Task description: Work out the number of lines in the records that include the word "from"; reply with that number alone.

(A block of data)
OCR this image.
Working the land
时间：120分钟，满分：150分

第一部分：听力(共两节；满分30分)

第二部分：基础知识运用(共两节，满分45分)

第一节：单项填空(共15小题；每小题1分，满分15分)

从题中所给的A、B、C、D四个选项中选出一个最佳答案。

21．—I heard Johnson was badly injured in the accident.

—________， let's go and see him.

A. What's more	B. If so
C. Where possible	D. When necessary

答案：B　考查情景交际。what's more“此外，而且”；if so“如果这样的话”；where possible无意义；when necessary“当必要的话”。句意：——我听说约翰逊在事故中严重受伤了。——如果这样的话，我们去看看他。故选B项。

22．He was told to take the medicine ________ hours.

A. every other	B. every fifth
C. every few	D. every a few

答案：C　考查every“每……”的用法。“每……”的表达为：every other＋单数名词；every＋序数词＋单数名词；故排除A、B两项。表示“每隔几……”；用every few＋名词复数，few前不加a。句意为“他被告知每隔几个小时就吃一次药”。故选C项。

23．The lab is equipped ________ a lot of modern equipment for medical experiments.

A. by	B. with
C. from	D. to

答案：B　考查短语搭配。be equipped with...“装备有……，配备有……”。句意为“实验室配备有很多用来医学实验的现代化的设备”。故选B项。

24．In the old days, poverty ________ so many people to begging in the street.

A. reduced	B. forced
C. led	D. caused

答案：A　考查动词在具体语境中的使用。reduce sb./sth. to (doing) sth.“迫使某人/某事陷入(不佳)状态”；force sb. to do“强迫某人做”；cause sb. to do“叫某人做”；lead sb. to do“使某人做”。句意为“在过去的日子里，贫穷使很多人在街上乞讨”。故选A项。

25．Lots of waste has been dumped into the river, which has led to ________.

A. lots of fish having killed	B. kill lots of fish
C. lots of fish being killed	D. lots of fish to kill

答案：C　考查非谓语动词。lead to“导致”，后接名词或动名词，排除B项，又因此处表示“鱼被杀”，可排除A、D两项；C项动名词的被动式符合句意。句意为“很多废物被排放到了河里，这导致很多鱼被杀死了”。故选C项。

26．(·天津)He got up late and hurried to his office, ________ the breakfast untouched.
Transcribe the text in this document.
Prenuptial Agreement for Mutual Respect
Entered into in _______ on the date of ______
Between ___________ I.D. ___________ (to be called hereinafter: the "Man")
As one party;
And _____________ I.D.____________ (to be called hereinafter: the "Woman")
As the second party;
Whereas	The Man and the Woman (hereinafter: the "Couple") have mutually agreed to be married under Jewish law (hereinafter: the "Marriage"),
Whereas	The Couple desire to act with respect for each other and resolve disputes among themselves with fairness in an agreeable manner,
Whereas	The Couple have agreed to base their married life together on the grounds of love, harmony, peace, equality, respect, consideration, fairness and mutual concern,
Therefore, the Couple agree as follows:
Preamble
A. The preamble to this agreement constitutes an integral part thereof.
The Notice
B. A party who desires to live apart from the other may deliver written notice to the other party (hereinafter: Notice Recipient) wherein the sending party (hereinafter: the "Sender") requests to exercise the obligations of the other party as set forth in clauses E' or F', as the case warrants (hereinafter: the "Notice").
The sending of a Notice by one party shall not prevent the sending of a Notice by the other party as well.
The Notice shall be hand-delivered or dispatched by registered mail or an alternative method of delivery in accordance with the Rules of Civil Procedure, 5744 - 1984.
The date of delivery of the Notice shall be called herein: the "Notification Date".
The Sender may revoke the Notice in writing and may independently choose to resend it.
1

The solution: 2